Short task: Find every line in the records below that holds the word "title" and copy it.

[Data extracted from a collection]
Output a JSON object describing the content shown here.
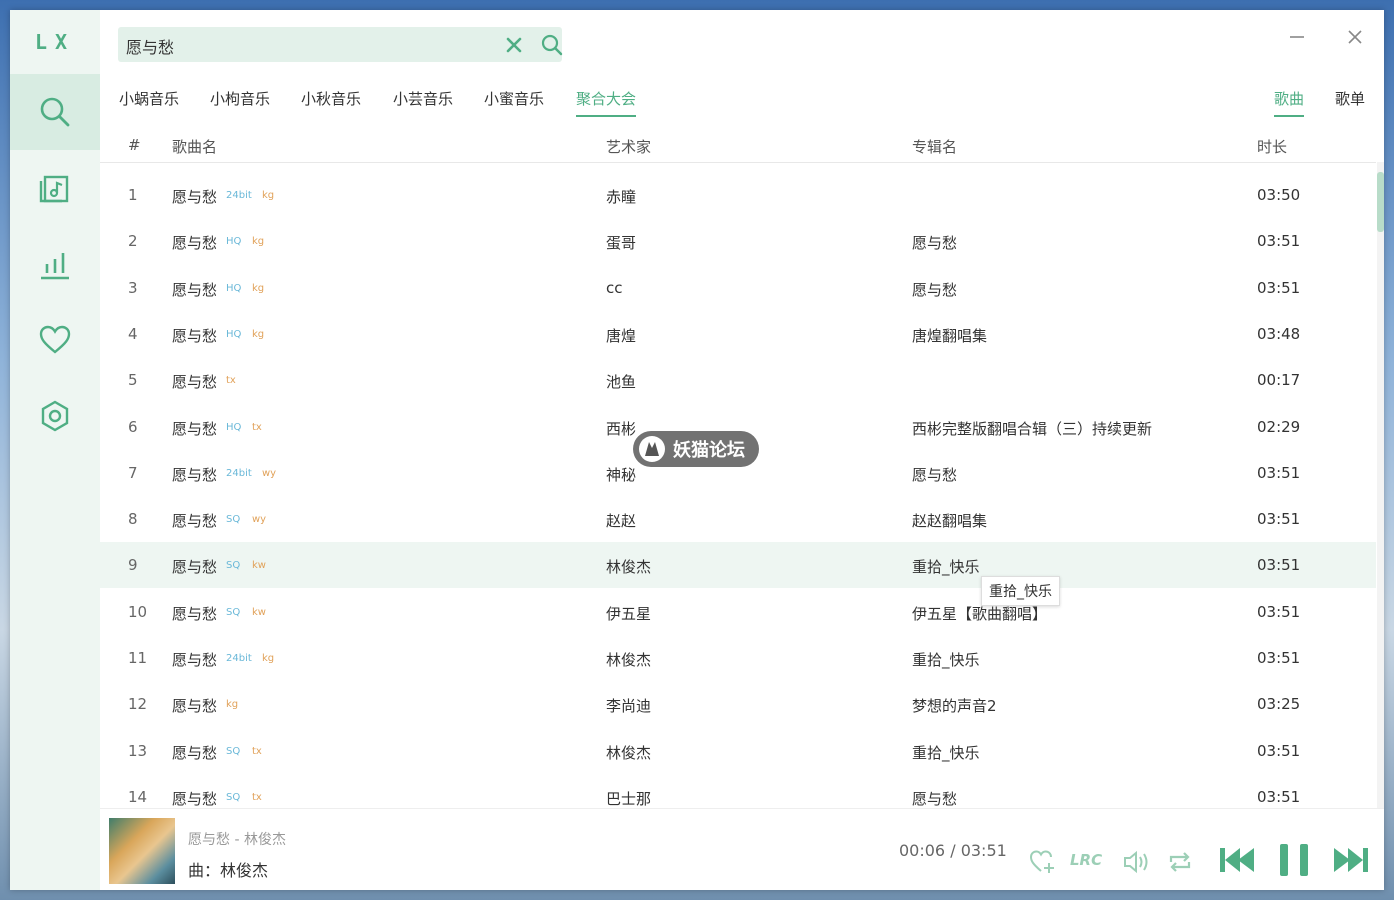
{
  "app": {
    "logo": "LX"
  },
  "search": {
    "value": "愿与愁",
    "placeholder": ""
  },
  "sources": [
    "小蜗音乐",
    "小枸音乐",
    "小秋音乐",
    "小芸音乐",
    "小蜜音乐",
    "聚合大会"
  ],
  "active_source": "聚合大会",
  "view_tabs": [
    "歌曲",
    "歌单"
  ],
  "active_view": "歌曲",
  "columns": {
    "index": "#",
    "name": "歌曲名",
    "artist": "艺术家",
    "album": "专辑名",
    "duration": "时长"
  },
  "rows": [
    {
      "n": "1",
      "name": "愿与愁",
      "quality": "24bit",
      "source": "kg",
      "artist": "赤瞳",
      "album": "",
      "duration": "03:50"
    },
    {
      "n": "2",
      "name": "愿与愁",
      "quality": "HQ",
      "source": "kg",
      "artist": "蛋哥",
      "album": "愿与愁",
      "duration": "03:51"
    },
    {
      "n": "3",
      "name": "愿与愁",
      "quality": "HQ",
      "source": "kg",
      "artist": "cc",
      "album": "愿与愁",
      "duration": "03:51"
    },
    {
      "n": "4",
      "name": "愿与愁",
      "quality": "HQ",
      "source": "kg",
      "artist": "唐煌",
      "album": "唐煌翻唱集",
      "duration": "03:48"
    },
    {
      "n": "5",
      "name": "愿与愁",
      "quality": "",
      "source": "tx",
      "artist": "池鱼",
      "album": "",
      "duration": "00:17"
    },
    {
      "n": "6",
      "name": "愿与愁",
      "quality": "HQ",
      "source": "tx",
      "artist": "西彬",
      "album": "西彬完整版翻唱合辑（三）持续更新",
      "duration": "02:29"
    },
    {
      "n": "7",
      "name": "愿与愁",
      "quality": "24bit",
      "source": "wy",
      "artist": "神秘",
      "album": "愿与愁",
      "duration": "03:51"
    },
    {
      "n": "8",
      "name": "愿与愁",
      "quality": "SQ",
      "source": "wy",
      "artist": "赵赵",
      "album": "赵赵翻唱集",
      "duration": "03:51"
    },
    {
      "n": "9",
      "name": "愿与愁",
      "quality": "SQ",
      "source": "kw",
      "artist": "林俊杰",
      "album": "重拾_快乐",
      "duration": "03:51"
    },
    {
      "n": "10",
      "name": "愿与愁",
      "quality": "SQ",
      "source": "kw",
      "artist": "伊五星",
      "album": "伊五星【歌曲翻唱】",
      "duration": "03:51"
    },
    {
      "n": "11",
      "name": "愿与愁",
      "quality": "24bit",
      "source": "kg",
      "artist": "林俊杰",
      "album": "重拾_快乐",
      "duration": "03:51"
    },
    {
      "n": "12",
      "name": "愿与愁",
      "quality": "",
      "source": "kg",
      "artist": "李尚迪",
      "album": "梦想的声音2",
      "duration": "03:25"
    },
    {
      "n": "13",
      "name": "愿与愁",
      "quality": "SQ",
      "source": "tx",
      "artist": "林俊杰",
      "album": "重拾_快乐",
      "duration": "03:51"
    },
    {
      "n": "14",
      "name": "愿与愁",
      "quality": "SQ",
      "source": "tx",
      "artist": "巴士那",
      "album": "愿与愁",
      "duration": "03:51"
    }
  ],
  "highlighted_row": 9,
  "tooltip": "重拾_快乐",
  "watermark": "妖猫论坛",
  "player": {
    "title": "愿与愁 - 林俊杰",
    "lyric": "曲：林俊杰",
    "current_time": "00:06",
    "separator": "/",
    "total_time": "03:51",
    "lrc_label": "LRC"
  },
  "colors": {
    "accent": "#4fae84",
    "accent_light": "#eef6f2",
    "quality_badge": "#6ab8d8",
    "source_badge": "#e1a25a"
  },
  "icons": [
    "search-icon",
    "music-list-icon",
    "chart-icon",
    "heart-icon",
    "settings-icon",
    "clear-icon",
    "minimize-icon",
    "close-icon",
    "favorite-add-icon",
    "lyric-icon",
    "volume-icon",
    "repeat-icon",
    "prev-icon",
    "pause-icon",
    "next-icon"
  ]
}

---

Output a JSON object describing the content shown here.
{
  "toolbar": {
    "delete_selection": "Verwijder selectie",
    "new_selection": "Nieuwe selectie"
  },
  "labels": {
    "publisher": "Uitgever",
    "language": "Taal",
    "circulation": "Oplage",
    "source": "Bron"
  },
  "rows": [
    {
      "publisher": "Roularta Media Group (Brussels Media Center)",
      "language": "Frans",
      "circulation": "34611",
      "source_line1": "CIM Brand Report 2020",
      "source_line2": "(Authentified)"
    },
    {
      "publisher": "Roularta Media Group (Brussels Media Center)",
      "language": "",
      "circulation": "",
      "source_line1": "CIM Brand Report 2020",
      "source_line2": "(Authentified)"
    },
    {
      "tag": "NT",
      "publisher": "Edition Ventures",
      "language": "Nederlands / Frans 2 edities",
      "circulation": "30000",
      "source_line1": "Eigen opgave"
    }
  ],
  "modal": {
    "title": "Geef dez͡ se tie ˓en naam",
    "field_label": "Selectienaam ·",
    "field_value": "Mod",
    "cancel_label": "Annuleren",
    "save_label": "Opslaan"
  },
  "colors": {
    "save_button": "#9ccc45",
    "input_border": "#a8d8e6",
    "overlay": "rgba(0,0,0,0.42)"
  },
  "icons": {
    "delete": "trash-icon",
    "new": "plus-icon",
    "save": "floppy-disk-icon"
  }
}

Task result:
    "title": "愿与愁 - 林俊杰",
    "title": "Geef dez͡ se tie ˓en naam",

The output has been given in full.